_Stated goal_. Report back each line of the records that contains the string "promissory".

_Information shown_.
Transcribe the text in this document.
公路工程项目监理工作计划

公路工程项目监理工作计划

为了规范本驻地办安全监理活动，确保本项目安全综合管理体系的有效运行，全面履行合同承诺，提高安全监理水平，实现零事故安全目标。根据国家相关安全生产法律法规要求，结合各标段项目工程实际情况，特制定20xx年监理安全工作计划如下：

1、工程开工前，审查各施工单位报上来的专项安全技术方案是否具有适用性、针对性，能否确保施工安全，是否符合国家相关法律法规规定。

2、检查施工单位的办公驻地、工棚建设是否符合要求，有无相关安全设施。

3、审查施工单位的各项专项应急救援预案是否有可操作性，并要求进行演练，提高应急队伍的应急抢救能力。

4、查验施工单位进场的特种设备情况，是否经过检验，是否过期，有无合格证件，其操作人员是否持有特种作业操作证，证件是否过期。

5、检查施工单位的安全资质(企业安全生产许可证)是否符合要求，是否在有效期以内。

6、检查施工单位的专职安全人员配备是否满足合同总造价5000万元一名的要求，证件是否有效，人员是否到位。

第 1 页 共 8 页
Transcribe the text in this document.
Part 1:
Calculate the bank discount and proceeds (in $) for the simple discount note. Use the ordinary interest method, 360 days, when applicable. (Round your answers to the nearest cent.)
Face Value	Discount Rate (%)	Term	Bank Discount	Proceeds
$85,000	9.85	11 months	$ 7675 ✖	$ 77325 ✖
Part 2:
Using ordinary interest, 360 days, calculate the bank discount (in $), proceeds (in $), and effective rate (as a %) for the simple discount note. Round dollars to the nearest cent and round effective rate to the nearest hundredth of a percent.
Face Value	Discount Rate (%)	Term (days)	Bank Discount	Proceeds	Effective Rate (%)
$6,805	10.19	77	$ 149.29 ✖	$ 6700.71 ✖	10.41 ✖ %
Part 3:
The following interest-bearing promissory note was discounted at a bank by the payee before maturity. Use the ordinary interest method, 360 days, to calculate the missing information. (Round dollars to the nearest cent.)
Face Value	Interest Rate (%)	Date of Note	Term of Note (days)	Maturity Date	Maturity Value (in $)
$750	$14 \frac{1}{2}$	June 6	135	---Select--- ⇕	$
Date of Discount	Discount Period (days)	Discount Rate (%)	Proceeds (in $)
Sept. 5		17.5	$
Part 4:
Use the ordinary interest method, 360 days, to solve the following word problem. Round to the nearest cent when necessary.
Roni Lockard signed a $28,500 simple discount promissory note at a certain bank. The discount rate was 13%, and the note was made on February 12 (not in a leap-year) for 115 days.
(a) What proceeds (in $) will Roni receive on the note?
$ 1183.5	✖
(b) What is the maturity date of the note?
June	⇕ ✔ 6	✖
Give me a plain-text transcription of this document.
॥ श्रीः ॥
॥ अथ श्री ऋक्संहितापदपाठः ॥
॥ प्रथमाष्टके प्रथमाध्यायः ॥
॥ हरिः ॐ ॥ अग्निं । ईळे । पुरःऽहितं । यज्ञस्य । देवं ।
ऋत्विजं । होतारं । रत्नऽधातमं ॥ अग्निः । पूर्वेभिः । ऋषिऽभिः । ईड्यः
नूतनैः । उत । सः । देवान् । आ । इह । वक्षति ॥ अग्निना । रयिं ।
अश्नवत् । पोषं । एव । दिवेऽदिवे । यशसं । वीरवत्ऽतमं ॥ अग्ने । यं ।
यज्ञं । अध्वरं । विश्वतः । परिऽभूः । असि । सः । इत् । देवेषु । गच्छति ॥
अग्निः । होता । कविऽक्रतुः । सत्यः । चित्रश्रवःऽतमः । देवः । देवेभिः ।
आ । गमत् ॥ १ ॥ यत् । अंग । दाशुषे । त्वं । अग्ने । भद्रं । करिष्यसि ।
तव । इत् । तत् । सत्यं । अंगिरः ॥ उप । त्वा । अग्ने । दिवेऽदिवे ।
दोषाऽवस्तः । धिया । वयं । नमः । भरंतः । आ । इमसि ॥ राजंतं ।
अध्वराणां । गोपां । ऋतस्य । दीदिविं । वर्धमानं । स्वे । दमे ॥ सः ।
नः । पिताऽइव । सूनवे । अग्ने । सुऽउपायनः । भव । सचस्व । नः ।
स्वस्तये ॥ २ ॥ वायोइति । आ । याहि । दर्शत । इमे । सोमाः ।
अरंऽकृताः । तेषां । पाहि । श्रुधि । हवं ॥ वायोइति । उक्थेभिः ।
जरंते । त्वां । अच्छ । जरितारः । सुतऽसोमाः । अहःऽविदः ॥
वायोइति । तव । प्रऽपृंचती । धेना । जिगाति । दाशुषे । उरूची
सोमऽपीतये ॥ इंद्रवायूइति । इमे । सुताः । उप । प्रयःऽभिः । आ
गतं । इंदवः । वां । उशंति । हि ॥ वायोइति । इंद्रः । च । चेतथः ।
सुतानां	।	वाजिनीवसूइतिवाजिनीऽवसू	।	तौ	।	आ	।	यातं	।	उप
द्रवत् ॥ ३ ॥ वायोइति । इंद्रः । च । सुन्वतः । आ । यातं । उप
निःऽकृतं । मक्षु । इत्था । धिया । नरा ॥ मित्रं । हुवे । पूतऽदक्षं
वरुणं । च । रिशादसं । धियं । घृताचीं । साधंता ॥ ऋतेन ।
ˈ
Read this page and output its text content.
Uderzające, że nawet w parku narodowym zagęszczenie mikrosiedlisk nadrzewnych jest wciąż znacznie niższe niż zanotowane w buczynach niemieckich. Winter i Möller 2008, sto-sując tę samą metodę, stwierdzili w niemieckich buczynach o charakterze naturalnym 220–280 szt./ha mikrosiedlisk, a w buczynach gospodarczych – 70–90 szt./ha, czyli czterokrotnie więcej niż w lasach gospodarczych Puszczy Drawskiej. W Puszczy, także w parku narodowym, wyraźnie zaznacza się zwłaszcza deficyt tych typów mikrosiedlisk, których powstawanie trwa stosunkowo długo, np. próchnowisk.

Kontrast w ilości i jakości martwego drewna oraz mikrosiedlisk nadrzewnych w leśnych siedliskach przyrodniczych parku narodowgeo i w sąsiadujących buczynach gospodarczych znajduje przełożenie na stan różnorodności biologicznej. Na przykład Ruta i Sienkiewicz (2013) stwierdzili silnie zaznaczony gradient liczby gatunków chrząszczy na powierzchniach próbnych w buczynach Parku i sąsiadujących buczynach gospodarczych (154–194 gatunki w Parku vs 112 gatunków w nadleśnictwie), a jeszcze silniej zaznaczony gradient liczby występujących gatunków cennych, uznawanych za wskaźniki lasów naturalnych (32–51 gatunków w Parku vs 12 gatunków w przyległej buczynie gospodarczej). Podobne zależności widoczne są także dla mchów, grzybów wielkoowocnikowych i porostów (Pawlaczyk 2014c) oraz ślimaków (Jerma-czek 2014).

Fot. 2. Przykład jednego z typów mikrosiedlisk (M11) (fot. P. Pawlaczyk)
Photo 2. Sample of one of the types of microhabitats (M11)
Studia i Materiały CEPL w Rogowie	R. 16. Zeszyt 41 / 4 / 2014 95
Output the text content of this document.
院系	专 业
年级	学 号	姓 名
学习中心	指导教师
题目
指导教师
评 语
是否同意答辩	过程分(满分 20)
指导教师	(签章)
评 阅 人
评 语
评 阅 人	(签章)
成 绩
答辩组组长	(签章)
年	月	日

_Problem solution_.
The following interest-bearing promissory note was discounted at a bank by the payee before maturity. Use the ordinary interest method, 360 days, to calculate the missing information. (Round dollars to the nearest cent.)
Roni Lockard signed a $28,500 simple discount promissory note at a certain bank. The discount rate was 13%, and the note was made on February 12 (not in a leap-year) for 115 days.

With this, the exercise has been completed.